━━ Input data ━━

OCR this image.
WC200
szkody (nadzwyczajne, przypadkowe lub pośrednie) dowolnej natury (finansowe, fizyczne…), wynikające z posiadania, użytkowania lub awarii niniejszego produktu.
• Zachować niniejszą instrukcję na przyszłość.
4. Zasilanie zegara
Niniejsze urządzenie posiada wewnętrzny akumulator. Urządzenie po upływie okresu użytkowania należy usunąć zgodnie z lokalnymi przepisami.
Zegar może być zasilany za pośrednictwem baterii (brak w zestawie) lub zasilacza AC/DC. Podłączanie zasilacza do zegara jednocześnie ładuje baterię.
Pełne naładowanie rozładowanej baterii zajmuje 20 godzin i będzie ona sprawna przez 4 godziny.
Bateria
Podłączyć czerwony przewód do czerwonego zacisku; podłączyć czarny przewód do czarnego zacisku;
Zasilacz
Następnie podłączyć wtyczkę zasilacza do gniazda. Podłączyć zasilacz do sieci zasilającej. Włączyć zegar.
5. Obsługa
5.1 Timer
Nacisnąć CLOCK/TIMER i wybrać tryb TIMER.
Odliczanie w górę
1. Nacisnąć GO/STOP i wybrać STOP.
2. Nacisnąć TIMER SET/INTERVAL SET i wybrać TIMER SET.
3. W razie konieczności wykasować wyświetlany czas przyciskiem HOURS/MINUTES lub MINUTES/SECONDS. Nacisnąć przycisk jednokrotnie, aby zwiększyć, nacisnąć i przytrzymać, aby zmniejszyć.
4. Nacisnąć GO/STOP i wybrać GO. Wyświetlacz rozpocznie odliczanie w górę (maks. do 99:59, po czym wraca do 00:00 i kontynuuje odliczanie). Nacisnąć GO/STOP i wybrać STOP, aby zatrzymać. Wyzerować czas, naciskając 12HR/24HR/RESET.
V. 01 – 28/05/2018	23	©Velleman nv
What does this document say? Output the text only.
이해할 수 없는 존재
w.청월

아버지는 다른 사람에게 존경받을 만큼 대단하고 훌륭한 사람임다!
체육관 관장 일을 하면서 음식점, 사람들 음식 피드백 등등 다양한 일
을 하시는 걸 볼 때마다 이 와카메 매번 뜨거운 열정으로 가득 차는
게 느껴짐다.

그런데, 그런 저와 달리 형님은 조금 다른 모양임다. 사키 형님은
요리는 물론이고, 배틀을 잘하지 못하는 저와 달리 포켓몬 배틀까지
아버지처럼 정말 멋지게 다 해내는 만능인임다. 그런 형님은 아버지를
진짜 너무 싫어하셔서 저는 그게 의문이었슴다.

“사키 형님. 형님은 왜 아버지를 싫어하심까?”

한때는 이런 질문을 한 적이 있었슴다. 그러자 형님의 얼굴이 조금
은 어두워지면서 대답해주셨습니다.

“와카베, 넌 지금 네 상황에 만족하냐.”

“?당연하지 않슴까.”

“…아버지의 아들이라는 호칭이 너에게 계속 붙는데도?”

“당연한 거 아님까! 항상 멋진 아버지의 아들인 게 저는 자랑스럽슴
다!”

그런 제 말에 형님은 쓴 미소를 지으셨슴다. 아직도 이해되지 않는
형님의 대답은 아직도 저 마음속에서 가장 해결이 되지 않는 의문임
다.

━━━

§ **Given request**
Go through the records above and retype each one exactly.

§ **Result of this exercise**
OCR this image.
WC200
szkody (nadzwyczajne, przypadkowe lub pośrednie) dowolnej natury (finansowe, fizyczne…), wynikające z posiadania, użytkowania lub awarii niniejszego produktu.
• Zachować niniejszą instrukcję na przyszłość.
4. Zasilanie zegara
Niniejsze urządzenie posiada wewnętrzny akumulator. Urządzenie po upływie okresu użytkowania należy usunąć zgodnie z lokalnymi przepisami.
Zegar może być zasilany za pośrednictwem baterii (brak w zestawie) lub zasilacza AC/DC. Podłączanie zasilacza do zegara jednocześnie ładuje baterię.
Pełne naładowanie rozładowanej baterii zajmuje 20 godzin i będzie ona sprawna przez 4 godziny.
Bateria
Podłączyć czerwony przewód do czerwonego zacisku; podłączyć czarny przewód do czarnego zacisku;
Zasilacz
Następnie podłączyć wtyczkę zasilacza do gniazda. Podłączyć zasilacz do sieci zasilającej. Włączyć zegar.
5. Obsługa
5.1 Timer
Nacisnąć CLOCK/TIMER i wybrać tryb TIMER.
Odliczanie w górę
1. Nacisnąć GO/STOP i wybrać STOP.
2. Nacisnąć TIMER SET/INTERVAL SET i wybrać TIMER SET.
3. W razie konieczności wykasować wyświetlany czas przyciskiem HOURS/MINUTES lub MINUTES/SECONDS. Nacisnąć przycisk jednokrotnie, aby zwiększyć, nacisnąć i przytrzymać, aby zmniejszyć.
4. Nacisnąć GO/STOP i wybrać GO. Wyświetlacz rozpocznie odliczanie w górę (maks. do 99:59, po czym wraca do 00:00 i kontynuuje odliczanie). Nacisnąć GO/STOP i wybrać STOP, aby zatrzymać. Wyzerować czas, naciskając 12HR/24HR/RESET.
V. 01 – 28/05/2018	23	©Velleman nv
What does this document say? Output the text only.
이해할 수 없는 존재
w.청월

아버지는 다른 사람에게 존경받을 만큼 대단하고 훌륭한 사람임다!
체육관 관장 일을 하면서 음식점, 사람들 음식 피드백 등등 다양한 일
을 하시는 걸 볼 때마다 이 와카메 매번 뜨거운 열정으로 가득 차는
게 느껴짐다.

그런데, 그런 저와 달리 형님은 조금 다른 모양임다. 사키 형님은
요리는 물론이고, 배틀을 잘하지 못하는 저와 달리 포켓몬 배틀까지
아버지처럼 정말 멋지게 다 해내는 만능인임다. 그런 형님은 아버지를
진짜 너무 싫어하셔서 저는 그게 의문이었슴다.

“사키 형님. 형님은 왜 아버지를 싫어하심까?”

한때는 이런 질문을 한 적이 있었슴다. 그러자 형님의 얼굴이 조금
은 어두워지면서 대답해주셨습니다.

“와카베, 넌 지금 네 상황에 만족하냐.”

“?당연하지 않슴까.”

“…아버지의 아들이라는 호칭이 너에게 계속 붙는데도?”

“당연한 거 아님까! 항상 멋진 아버지의 아들인 게 저는 자랑스럽슴
다!”

그런 제 말에 형님은 쓴 미소를 지으셨슴다. 아직도 이해되지 않는
형님의 대답은 아직도 저 마음속에서 가장 해결이 되지 않는 의문임
다.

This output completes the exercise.